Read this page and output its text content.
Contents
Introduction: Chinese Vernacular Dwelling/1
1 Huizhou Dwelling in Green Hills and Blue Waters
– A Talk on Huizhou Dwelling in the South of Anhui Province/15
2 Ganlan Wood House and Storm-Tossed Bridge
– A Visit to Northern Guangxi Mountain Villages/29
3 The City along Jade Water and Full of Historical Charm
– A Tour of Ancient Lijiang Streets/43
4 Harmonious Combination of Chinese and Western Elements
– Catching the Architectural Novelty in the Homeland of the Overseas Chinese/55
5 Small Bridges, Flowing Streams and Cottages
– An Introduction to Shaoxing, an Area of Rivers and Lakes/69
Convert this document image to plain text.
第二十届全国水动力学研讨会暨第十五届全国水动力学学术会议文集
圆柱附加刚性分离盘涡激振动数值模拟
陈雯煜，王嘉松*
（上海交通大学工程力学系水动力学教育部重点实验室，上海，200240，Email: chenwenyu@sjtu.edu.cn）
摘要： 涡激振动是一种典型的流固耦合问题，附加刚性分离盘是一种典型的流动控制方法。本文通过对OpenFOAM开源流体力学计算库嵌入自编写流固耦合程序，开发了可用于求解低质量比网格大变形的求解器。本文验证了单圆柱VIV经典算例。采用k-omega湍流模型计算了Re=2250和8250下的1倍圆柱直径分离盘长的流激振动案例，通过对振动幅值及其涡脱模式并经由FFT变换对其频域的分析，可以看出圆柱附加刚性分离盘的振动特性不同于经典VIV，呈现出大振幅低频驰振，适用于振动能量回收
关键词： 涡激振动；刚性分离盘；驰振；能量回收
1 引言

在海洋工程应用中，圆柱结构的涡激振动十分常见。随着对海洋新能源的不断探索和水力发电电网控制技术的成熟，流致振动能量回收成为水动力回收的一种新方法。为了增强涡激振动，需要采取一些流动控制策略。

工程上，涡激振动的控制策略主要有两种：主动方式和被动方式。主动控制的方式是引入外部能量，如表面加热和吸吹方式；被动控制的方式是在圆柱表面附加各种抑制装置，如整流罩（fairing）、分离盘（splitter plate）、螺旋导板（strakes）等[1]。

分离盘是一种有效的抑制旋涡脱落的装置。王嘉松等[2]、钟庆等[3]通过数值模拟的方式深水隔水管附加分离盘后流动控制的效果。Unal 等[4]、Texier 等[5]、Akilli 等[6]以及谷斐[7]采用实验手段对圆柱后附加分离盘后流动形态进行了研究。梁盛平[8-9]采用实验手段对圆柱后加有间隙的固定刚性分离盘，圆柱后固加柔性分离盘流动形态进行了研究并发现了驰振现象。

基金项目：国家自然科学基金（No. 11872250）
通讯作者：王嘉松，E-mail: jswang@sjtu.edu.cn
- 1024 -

--------------------------------

## Given exercise:
Print all the data exactly.

## Task solution:
Read this page and output its text content.
Contents
Introduction: Chinese Vernacular Dwelling/1
1 Huizhou Dwelling in Green Hills and Blue Waters
– A Talk on Huizhou Dwelling in the South of Anhui Province/15
2 Ganlan Wood House and Storm-Tossed Bridge
– A Visit to Northern Guangxi Mountain Villages/29
3 The City along Jade Water and Full of Historical Charm
– A Tour of Ancient Lijiang Streets/43
4 Harmonious Combination of Chinese and Western Elements
– Catching the Architectural Novelty in the Homeland of the Overseas Chinese/55
5 Small Bridges, Flowing Streams and Cottages
– An Introduction to Shaoxing, an Area of Rivers and Lakes/69
Convert this document image to plain text.
第二十届全国水动力学研讨会暨第十五届全国水动力学学术会议文集
圆柱附加刚性分离盘涡激振动数值模拟
陈雯煜，王嘉松*
（上海交通大学工程力学系水动力学教育部重点实验室，上海，200240，Email: chenwenyu@sjtu.edu.cn）
摘要： 涡激振动是一种典型的流固耦合问题，附加刚性分离盘是一种典型的流动控制方法。本文通过对OpenFOAM开源流体力学计算库嵌入自编写流固耦合程序，开发了可用于求解低质量比网格大变形的求解器。本文验证了单圆柱VIV经典算例。采用k-omega湍流模型计算了Re=2250和8250下的1倍圆柱直径分离盘长的流激振动案例，通过对振动幅值及其涡脱模式并经由FFT变换对其频域的分析，可以看出圆柱附加刚性分离盘的振动特性不同于经典VIV，呈现出大振幅低频驰振，适用于振动能量回收
关键词： 涡激振动；刚性分离盘；驰振；能量回收
1 引言

在海洋工程应用中，圆柱结构的涡激振动十分常见。随着对海洋新能源的不断探索和水力发电电网控制技术的成熟，流致振动能量回收成为水动力回收的一种新方法。为了增强涡激振动，需要采取一些流动控制策略。

工程上，涡激振动的控制策略主要有两种：主动方式和被动方式。主动控制的方式是引入外部能量，如表面加热和吸吹方式；被动控制的方式是在圆柱表面附加各种抑制装置，如整流罩（fairing）、分离盘（splitter plate）、螺旋导板（strakes）等[1]。

分离盘是一种有效的抑制旋涡脱落的装置。王嘉松等[2]、钟庆等[3]通过数值模拟的方式深水隔水管附加分离盘后流动控制的效果。Unal 等[4]、Texier 等[5]、Akilli 等[6]以及谷斐[7]采用实验手段对圆柱后附加分离盘后流动形态进行了研究。梁盛平[8-9]采用实验手段对圆柱后加有间隙的固定刚性分离盘，圆柱后固加柔性分离盘流动形态进行了研究并发现了驰振现象。

基金项目：国家自然科学基金（No. 11872250）
通讯作者：王嘉松，E-mail: jswang@sjtu.edu.cn
- 1024 -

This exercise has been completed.